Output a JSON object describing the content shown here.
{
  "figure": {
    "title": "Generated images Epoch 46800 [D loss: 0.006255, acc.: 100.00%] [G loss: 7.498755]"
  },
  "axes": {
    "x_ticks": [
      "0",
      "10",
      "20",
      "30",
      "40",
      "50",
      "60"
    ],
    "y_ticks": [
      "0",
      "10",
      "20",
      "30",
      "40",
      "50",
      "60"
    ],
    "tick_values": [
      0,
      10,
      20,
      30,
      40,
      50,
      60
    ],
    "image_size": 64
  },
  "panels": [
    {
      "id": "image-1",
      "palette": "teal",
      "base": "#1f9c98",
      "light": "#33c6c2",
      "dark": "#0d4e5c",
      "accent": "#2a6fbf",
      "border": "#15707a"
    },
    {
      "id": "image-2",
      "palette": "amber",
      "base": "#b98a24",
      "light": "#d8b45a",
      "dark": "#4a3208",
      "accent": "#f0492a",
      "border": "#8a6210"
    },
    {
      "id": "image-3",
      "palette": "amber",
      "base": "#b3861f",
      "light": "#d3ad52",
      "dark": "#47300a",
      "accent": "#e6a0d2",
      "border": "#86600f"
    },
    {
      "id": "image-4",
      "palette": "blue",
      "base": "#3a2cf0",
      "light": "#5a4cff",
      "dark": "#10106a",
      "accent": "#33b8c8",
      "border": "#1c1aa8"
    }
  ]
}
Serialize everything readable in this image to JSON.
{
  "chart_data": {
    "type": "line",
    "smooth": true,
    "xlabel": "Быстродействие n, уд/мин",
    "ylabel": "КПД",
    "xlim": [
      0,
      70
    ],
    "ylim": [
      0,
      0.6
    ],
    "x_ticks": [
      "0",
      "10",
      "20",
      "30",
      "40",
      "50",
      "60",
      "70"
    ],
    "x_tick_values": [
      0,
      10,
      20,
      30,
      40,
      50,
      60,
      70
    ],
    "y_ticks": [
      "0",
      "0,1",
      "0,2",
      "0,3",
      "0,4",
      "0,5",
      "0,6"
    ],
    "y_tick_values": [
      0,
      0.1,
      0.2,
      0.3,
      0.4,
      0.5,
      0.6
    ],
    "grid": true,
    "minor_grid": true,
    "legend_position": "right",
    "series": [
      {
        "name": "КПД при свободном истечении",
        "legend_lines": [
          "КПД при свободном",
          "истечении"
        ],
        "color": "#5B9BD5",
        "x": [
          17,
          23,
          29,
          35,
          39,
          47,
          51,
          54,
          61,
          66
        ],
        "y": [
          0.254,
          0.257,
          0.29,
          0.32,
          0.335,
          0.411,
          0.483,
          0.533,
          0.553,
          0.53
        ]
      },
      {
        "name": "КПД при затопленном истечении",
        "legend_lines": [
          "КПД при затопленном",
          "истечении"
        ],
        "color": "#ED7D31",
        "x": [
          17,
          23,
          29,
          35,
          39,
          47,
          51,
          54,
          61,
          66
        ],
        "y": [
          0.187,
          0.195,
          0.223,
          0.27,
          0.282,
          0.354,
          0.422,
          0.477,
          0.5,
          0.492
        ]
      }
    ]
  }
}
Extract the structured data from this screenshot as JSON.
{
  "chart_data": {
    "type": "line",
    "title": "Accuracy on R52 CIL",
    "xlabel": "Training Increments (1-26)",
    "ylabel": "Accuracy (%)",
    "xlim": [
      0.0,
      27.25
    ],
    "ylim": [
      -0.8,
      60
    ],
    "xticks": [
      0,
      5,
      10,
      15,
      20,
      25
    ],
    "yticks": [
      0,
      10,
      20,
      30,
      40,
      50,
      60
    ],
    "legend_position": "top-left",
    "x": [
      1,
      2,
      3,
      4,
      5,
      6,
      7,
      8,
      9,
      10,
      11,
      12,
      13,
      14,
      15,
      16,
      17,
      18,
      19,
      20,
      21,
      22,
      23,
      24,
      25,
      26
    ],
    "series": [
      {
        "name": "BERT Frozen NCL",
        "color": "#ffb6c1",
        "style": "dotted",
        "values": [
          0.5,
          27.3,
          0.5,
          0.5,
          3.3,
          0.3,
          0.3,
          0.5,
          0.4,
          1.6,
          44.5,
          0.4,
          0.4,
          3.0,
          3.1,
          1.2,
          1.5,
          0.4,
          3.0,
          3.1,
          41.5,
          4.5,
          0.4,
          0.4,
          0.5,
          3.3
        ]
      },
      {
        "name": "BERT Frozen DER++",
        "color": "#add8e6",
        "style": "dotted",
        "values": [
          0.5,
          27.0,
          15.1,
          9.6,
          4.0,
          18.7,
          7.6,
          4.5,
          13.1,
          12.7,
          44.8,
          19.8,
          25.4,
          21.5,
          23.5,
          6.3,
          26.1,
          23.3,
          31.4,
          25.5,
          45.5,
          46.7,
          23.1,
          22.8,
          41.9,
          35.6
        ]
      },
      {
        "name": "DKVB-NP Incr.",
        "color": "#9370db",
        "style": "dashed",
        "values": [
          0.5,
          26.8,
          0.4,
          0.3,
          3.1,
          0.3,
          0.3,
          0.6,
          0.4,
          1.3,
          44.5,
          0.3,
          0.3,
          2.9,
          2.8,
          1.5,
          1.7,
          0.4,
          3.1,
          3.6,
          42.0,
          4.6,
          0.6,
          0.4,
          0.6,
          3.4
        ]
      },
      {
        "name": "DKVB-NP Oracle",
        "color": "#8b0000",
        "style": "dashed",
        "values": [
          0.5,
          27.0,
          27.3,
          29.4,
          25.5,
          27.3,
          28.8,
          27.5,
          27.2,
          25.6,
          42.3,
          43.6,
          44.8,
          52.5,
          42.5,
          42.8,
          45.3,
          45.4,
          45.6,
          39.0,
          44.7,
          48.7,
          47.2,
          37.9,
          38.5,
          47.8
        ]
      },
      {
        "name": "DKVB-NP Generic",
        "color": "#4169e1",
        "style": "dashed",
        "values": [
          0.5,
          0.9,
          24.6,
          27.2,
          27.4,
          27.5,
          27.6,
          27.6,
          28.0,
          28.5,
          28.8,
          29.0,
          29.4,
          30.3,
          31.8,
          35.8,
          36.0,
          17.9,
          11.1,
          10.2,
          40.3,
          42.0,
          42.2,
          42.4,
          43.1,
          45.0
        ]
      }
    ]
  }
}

════════════════

* [Directive] Provide the count, and nothing else, of lines in the data above where the word "accent" occurs.

* [The completed task] 4